Your objective.
Tally the lines holding "value" and state only that figure.

[Data extracted from a collection]
* Begin *
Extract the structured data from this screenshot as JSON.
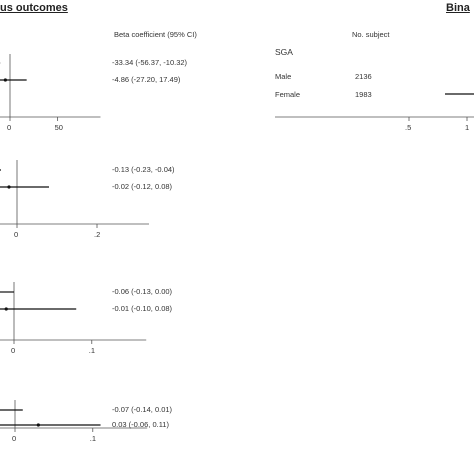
{
  "headings": {
    "left": "us outcomes",
    "right": "Bina"
  },
  "left_panel": {
    "column_header": "Beta coefficient (95% CI)"
  },
  "right_panel": {
    "column_header": "No. subject",
    "section_label": "SGA",
    "rows": [
      {
        "label": "Male",
        "n": "2136"
      },
      {
        "label": "Female",
        "n": "1983"
      }
    ],
    "tick_labels": [
      ".5",
      "1"
    ]
  },
  "colors": {
    "line": "#111111",
    "axis": "#555555"
  },
  "chart_data": [
    {
      "type": "forest",
      "title": "",
      "xlabel": "",
      "xlim": [
        -10,
        95
      ],
      "xticks": [
        0,
        50
      ],
      "xtick_labels": [
        "0",
        "50"
      ],
      "reference_line": 0,
      "rows": [
        {
          "estimate": -33.34,
          "lower": -56.37,
          "upper": -10.32,
          "label": "-33.34 (-56.37, -10.32)"
        },
        {
          "estimate": -4.86,
          "lower": -27.2,
          "upper": 17.49,
          "label": "-4.86 (-27.20, 17.49)"
        }
      ]
    },
    {
      "type": "forest",
      "title": "",
      "xlabel": "",
      "xlim": [
        -0.02,
        0.33
      ],
      "xticks": [
        0,
        0.2
      ],
      "xtick_labels": [
        "0",
        ".2"
      ],
      "reference_line": 0,
      "rows": [
        {
          "estimate": -0.13,
          "lower": -0.23,
          "upper": -0.04,
          "label": "-0.13 (-0.23, -0.04)"
        },
        {
          "estimate": -0.02,
          "lower": -0.12,
          "upper": 0.08,
          "label": "-0.02 (-0.12, 0.08)"
        }
      ]
    },
    {
      "type": "forest",
      "title": "",
      "xlabel": "",
      "xlim": [
        -0.01,
        0.17
      ],
      "xticks": [
        0,
        0.1
      ],
      "xtick_labels": [
        "0",
        ".1"
      ],
      "reference_line": 0,
      "rows": [
        {
          "estimate": -0.06,
          "lower": -0.13,
          "upper": 0.0,
          "label": "-0.06 (-0.13, 0.00)"
        },
        {
          "estimate": -0.01,
          "lower": -0.1,
          "upper": 0.08,
          "label": "-0.01 (-0.10, 0.08)"
        }
      ]
    },
    {
      "type": "forest",
      "title": "",
      "xlabel": "",
      "xlim": [
        -0.01,
        0.17
      ],
      "xticks": [
        0,
        0.1
      ],
      "xtick_labels": [
        "0",
        ".1"
      ],
      "reference_line": 0,
      "rows": [
        {
          "estimate": -0.07,
          "lower": -0.14,
          "upper": 0.01,
          "label": "-0.07 (-0.14, 0.01)"
        },
        {
          "estimate": 0.03,
          "lower": -0.06,
          "upper": 0.11,
          "label": "0.03 (-0.06, 0.11)"
        }
      ]
    }
  ]
}
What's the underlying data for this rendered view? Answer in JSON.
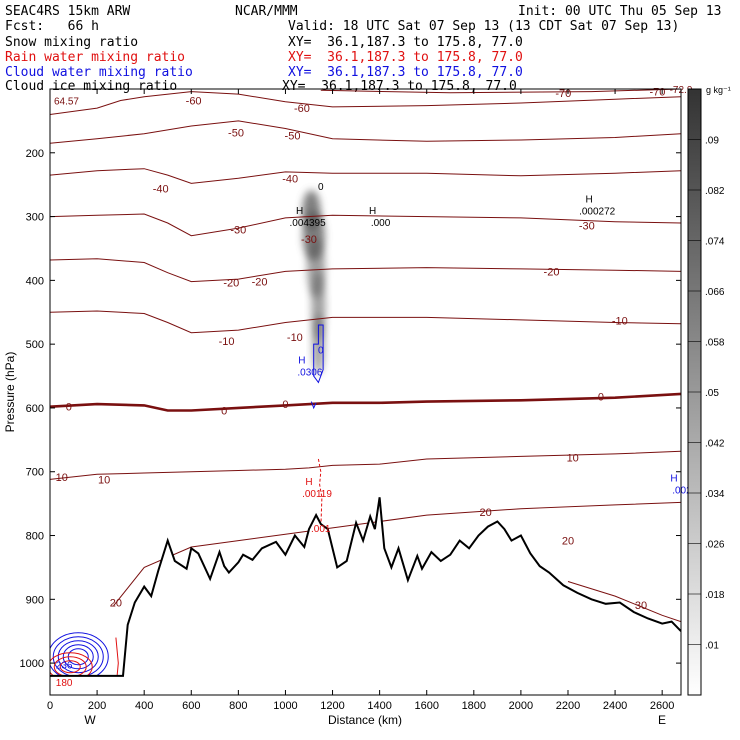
{
  "header": {
    "model": "SEAC4RS 15km ARW",
    "center": "NCAR/MMM",
    "init": "Init: 00 UTC Thu 05 Sep 13",
    "fcst": "Fcst:   66 h",
    "valid": "Valid: 18 UTC Sat 07 Sep 13 (13 CDT Sat 07 Sep 13)",
    "rows": [
      {
        "field": "Snow mixing ratio",
        "xy": "XY=  36.1,187.3 to 175.8, 77.0",
        "color": "#000000"
      },
      {
        "field": "Rain water mixing ratio",
        "xy": "XY=  36.1,187.3 to 175.8, 77.0",
        "color": "#e01010"
      },
      {
        "field": "Cloud water mixing ratio",
        "xy": "XY=  36.1,187.3 to 175.8, 77.0",
        "color": "#1010e0"
      },
      {
        "field": "Cloud ice mixing ratio",
        "xy": "XY=  36.1,187.3 to 175.8, 77.0",
        "color": "#000000"
      }
    ]
  },
  "colors": {
    "temperature": "#7a1010",
    "zero_isotherm": "#7a1010",
    "rain": "#e01010",
    "cloud_water": "#1010e0",
    "terrain": "#000000"
  },
  "chart_data": {
    "type": "contour-cross-section",
    "xlabel": "Distance (km)",
    "ylabel": "Pressure (hPa)",
    "xlim": [
      0,
      2680
    ],
    "ylim": [
      1050,
      100
    ],
    "x_ticks": [
      0,
      200,
      400,
      600,
      800,
      1000,
      1200,
      1400,
      1600,
      1800,
      2000,
      2200,
      2400,
      2600
    ],
    "y_ticks": [
      200,
      300,
      400,
      500,
      600,
      700,
      800,
      900,
      1000
    ],
    "endpoints": {
      "left": "W",
      "right": "E"
    },
    "colorbar": {
      "unit": "g kg⁻¹",
      "ticks": [
        ".01",
        ".018",
        ".026",
        ".034",
        ".042",
        ".05",
        ".058",
        ".066",
        ".074",
        ".082",
        ".09"
      ]
    },
    "temperature_contours": [
      {
        "label": "-70",
        "x": [
          1150,
          1700,
          2300,
          2680
        ],
        "p": [
          102,
          106,
          104,
          100
        ]
      },
      {
        "label": "-60",
        "x": [
          0,
          200,
          300,
          400,
          600,
          800,
          1000,
          1200,
          1600,
          2000,
          2400,
          2680
        ],
        "p": [
          140,
          130,
          118,
          112,
          104,
          108,
          120,
          128,
          126,
          122,
          116,
          112
        ]
      },
      {
        "label": "-50",
        "x": [
          0,
          200,
          400,
          600,
          800,
          1000,
          1200,
          1600,
          2000,
          2400,
          2680
        ],
        "p": [
          185,
          178,
          170,
          158,
          150,
          162,
          178,
          182,
          180,
          176,
          170
        ]
      },
      {
        "label": "-40",
        "x": [
          0,
          200,
          400,
          500,
          600,
          800,
          1000,
          1200,
          1600,
          2000,
          2400,
          2680
        ],
        "p": [
          235,
          228,
          225,
          235,
          248,
          240,
          230,
          232,
          232,
          236,
          232,
          228
        ]
      },
      {
        "label": "-30",
        "x": [
          0,
          200,
          400,
          500,
          600,
          800,
          1000,
          1200,
          1600,
          2000,
          2400,
          2680
        ],
        "p": [
          300,
          298,
          296,
          310,
          330,
          318,
          302,
          298,
          300,
          302,
          308,
          310
        ]
      },
      {
        "label": "-20",
        "x": [
          0,
          200,
          400,
          500,
          600,
          800,
          1000,
          1200,
          1600,
          2000,
          2400,
          2680
        ],
        "p": [
          368,
          366,
          372,
          388,
          402,
          398,
          386,
          382,
          380,
          382,
          384,
          386
        ]
      },
      {
        "label": "-10",
        "x": [
          0,
          200,
          400,
          500,
          600,
          800,
          1000,
          1200,
          1600,
          2000,
          2400,
          2680
        ],
        "p": [
          450,
          448,
          452,
          466,
          482,
          478,
          466,
          458,
          458,
          462,
          466,
          468
        ]
      },
      {
        "label": "0",
        "x": [
          0,
          200,
          400,
          500,
          600,
          800,
          1000,
          1200,
          1400,
          1600,
          2000,
          2400,
          2680
        ],
        "p": [
          598,
          594,
          596,
          604,
          604,
          600,
          596,
          592,
          592,
          590,
          588,
          584,
          578
        ]
      },
      {
        "label": "10",
        "x": [
          0,
          200,
          400,
          600,
          800,
          1000,
          1100,
          1200,
          1400,
          1600,
          2000,
          2400,
          2680
        ],
        "p": [
          712,
          704,
          702,
          700,
          698,
          696,
          694,
          690,
          688,
          680,
          676,
          672,
          668
        ]
      },
      {
        "label": "20",
        "x": [
          270,
          400,
          600,
          800,
          1000,
          1200,
          1400,
          1600,
          2000,
          2400,
          2680
        ],
        "p": [
          910,
          850,
          818,
          808,
          798,
          788,
          778,
          768,
          758,
          752,
          748
        ]
      },
      {
        "label": "30",
        "x": [
          2200,
          2400,
          2600,
          2680
        ],
        "p": [
          872,
          895,
          925,
          935
        ]
      }
    ],
    "temperature_labels": [
      {
        "text": "-70",
        "x": 2180,
        "p": 106
      },
      {
        "text": "-70",
        "x": 2580,
        "p": 104
      },
      {
        "text": "-60",
        "x": 610,
        "p": 118
      },
      {
        "text": "-60",
        "x": 1070,
        "p": 130
      },
      {
        "text": "-50",
        "x": 790,
        "p": 168
      },
      {
        "text": "-50",
        "x": 1030,
        "p": 173
      },
      {
        "text": "-40",
        "x": 1020,
        "p": 240
      },
      {
        "text": "-40",
        "x": 470,
        "p": 256
      },
      {
        "text": "-30",
        "x": 800,
        "p": 320
      },
      {
        "text": "-30",
        "x": 2280,
        "p": 314
      },
      {
        "text": "-30",
        "x": 1100,
        "p": 335
      },
      {
        "text": "-20",
        "x": 2130,
        "p": 386
      },
      {
        "text": "-20",
        "x": 770,
        "p": 403
      },
      {
        "text": "-20",
        "x": 890,
        "p": 402
      },
      {
        "text": "-10",
        "x": 2420,
        "p": 463
      },
      {
        "text": "-10",
        "x": 750,
        "p": 495
      },
      {
        "text": "-10",
        "x": 1040,
        "p": 489
      },
      {
        "text": "0",
        "x": 2340,
        "p": 582
      },
      {
        "text": "0",
        "x": 1000,
        "p": 594
      },
      {
        "text": "0",
        "x": 740,
        "p": 604
      },
      {
        "text": "0",
        "x": 80,
        "p": 598
      },
      {
        "text": "10",
        "x": 2220,
        "p": 678
      },
      {
        "text": "10",
        "x": 50,
        "p": 708
      },
      {
        "text": "10",
        "x": 230,
        "p": 712
      },
      {
        "text": "20",
        "x": 1850,
        "p": 763
      },
      {
        "text": "20",
        "x": 2200,
        "p": 808
      },
      {
        "text": "20",
        "x": 280,
        "p": 905
      },
      {
        "text": "30",
        "x": 2510,
        "p": 909
      }
    ],
    "terrain": {
      "x": [
        0,
        310,
        330,
        360,
        400,
        430,
        460,
        500,
        530,
        580,
        600,
        630,
        680,
        720,
        740,
        760,
        800,
        820,
        860,
        900,
        960,
        1000,
        1040,
        1080,
        1100,
        1130,
        1150,
        1180,
        1220,
        1260,
        1300,
        1330,
        1360,
        1380,
        1400,
        1420,
        1450,
        1480,
        1520,
        1560,
        1580,
        1620,
        1660,
        1700,
        1740,
        1780,
        1820,
        1860,
        1900,
        1930,
        1960,
        2000,
        2040,
        2080,
        2120,
        2180,
        2240,
        2300,
        2360,
        2420,
        2480,
        2540,
        2600,
        2640,
        2680
      ],
      "p": [
        1020,
        1020,
        940,
        905,
        880,
        895,
        855,
        808,
        840,
        852,
        820,
        828,
        868,
        826,
        848,
        858,
        842,
        830,
        838,
        820,
        810,
        830,
        800,
        818,
        790,
        768,
        782,
        790,
        850,
        840,
        780,
        808,
        770,
        790,
        740,
        820,
        850,
        820,
        870,
        832,
        852,
        826,
        840,
        830,
        808,
        820,
        800,
        786,
        778,
        790,
        808,
        800,
        828,
        848,
        858,
        878,
        890,
        900,
        907,
        905,
        920,
        930,
        938,
        935,
        950
      ]
    },
    "maxima": [
      {
        "field": "Cloud ice mixing ratio",
        "value": ".004395",
        "x": 1060,
        "p": 305
      },
      {
        "field": "Cloud ice mixing ratio",
        "value": ".000",
        "x": 1370,
        "p": 305
      },
      {
        "field": "Cloud ice mixing ratio",
        "value": ".000272",
        "x": 2290,
        "p": 287
      },
      {
        "field": "Cloud water mixing ratio",
        "value": ".0306",
        "x": 1070,
        "p": 540
      },
      {
        "field": "Cloud water mixing ratio",
        "value": ".002",
        "x": 2650,
        "p": 725
      },
      {
        "field": "Rain water mixing ratio",
        "value": ".00119",
        "x": 1100,
        "p": 730
      }
    ],
    "extra_labels": [
      {
        "text": "64.57",
        "x": 70,
        "p": 118,
        "color": "#7a1010"
      },
      {
        "text": "-72.9",
        "x": 2680,
        "p": 100,
        "color": "#7a1010"
      },
      {
        "text": "0",
        "x": 1150,
        "p": 252,
        "color": "#000000"
      },
      {
        "text": ".001",
        "x": 1150,
        "p": 788,
        "color": "#e01010"
      },
      {
        "text": "0",
        "x": 1150,
        "p": 508,
        "color": "#1010e0"
      },
      {
        "text": "236",
        "x": 60,
        "p": 1002,
        "color": "#1010e0"
      },
      {
        "text": "180",
        "x": 60,
        "p": 1030,
        "color": "#e01010"
      }
    ],
    "snow_plume": [
      {
        "x": 1110,
        "p": 290,
        "w": 18,
        "h": 40
      },
      {
        "x": 1120,
        "p": 330,
        "w": 22,
        "h": 50
      },
      {
        "x": 1130,
        "p": 380,
        "w": 18,
        "h": 60
      },
      {
        "x": 1140,
        "p": 440,
        "w": 14,
        "h": 70
      },
      {
        "x": 1140,
        "p": 500,
        "w": 12,
        "h": 60
      }
    ]
  }
}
* End *
Expected output.
6